• LISTING:
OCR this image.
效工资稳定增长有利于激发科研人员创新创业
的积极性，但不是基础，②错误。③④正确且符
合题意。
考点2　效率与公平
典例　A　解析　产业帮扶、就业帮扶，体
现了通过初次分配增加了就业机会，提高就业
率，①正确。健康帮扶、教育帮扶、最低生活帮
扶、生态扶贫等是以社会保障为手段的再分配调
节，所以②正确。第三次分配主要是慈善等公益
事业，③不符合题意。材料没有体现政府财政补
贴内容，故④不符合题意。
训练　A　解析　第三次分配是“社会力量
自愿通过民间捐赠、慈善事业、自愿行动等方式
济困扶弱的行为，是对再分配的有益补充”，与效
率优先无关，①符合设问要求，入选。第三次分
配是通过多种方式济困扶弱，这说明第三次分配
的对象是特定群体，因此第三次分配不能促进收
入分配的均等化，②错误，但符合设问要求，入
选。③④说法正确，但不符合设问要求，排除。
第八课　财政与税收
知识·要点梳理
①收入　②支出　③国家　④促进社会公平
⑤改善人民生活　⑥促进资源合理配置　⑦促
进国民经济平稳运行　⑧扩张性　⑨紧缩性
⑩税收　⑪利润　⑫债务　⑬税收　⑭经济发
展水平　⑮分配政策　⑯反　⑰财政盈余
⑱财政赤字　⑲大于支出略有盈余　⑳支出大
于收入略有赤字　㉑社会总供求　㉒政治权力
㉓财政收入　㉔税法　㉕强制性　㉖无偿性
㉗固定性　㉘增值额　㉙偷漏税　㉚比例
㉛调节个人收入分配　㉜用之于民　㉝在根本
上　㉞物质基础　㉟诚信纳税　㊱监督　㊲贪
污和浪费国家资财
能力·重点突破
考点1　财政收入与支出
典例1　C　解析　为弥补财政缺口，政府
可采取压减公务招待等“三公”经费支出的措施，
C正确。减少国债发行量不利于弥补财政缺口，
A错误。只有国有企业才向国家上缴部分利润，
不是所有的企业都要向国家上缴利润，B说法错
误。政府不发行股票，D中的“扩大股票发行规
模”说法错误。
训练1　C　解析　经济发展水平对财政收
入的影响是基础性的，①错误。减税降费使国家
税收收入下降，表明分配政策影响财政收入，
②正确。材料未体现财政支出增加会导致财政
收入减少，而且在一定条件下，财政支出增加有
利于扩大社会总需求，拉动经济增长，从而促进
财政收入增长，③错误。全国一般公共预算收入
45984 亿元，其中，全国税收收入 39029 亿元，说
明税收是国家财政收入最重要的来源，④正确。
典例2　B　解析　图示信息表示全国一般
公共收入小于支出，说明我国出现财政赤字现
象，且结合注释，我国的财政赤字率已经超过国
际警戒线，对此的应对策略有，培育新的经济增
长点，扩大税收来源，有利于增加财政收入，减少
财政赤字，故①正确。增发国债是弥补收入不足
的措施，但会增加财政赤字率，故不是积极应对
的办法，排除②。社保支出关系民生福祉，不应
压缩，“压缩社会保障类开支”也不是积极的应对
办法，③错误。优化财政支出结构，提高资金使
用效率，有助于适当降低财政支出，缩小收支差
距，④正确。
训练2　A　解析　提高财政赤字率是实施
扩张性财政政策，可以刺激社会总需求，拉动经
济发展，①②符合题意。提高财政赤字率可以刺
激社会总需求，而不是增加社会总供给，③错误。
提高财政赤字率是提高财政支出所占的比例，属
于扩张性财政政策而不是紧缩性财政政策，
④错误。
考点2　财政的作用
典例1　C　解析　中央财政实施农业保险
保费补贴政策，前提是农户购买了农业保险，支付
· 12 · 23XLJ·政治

• WHAT YOU HAVE TO DO: Go through the entries and repeat each one exactly.

• SOLVED EXERCISE:
OCR this image.
效工资稳定增长有利于激发科研人员创新创业
的积极性，但不是基础，②错误。③④正确且符
合题意。
考点2　效率与公平
典例　A　解析　产业帮扶、就业帮扶，体
现了通过初次分配增加了就业机会，提高就业
率，①正确。健康帮扶、教育帮扶、最低生活帮
扶、生态扶贫等是以社会保障为手段的再分配调
节，所以②正确。第三次分配主要是慈善等公益
事业，③不符合题意。材料没有体现政府财政补
贴内容，故④不符合题意。
训练　A　解析　第三次分配是“社会力量
自愿通过民间捐赠、慈善事业、自愿行动等方式
济困扶弱的行为，是对再分配的有益补充”，与效
率优先无关，①符合设问要求，入选。第三次分
配是通过多种方式济困扶弱，这说明第三次分配
的对象是特定群体，因此第三次分配不能促进收
入分配的均等化，②错误，但符合设问要求，入
选。③④说法正确，但不符合设问要求，排除。
第八课　财政与税收
知识·要点梳理
①收入　②支出　③国家　④促进社会公平
⑤改善人民生活　⑥促进资源合理配置　⑦促
进国民经济平稳运行　⑧扩张性　⑨紧缩性
⑩税收　⑪利润　⑫债务　⑬税收　⑭经济发
展水平　⑮分配政策　⑯反　⑰财政盈余
⑱财政赤字　⑲大于支出略有盈余　⑳支出大
于收入略有赤字　㉑社会总供求　㉒政治权力
㉓财政收入　㉔税法　㉕强制性　㉖无偿性
㉗固定性　㉘增值额　㉙偷漏税　㉚比例
㉛调节个人收入分配　㉜用之于民　㉝在根本
上　㉞物质基础　㉟诚信纳税　㊱监督　㊲贪
污和浪费国家资财
能力·重点突破
考点1　财政收入与支出
典例1　C　解析　为弥补财政缺口，政府
可采取压减公务招待等“三公”经费支出的措施，
C正确。减少国债发行量不利于弥补财政缺口，
A错误。只有国有企业才向国家上缴部分利润，
不是所有的企业都要向国家上缴利润，B说法错
误。政府不发行股票，D中的“扩大股票发行规
模”说法错误。
训练1　C　解析　经济发展水平对财政收
入的影响是基础性的，①错误。减税降费使国家
税收收入下降，表明分配政策影响财政收入，
②正确。材料未体现财政支出增加会导致财政
收入减少，而且在一定条件下，财政支出增加有
利于扩大社会总需求，拉动经济增长，从而促进
财政收入增长，③错误。全国一般公共预算收入
45984 亿元，其中，全国税收收入 39029 亿元，说
明税收是国家财政收入最重要的来源，④正确。
典例2　B　解析　图示信息表示全国一般
公共收入小于支出，说明我国出现财政赤字现
象，且结合注释，我国的财政赤字率已经超过国
际警戒线，对此的应对策略有，培育新的经济增
长点，扩大税收来源，有利于增加财政收入，减少
财政赤字，故①正确。增发国债是弥补收入不足
的措施，但会增加财政赤字率，故不是积极应对
的办法，排除②。社保支出关系民生福祉，不应
压缩，“压缩社会保障类开支”也不是积极的应对
办法，③错误。优化财政支出结构，提高资金使
用效率，有助于适当降低财政支出，缩小收支差
距，④正确。
训练2　A　解析　提高财政赤字率是实施
扩张性财政政策，可以刺激社会总需求，拉动经
济发展，①②符合题意。提高财政赤字率可以刺
激社会总需求，而不是增加社会总供给，③错误。
提高财政赤字率是提高财政支出所占的比例，属
于扩张性财政政策而不是紧缩性财政政策，
④错误。
考点2　财政的作用
典例1　C　解析　中央财政实施农业保险
保费补贴政策，前提是农户购买了农业保险，支付
· 12 · 23XLJ·政治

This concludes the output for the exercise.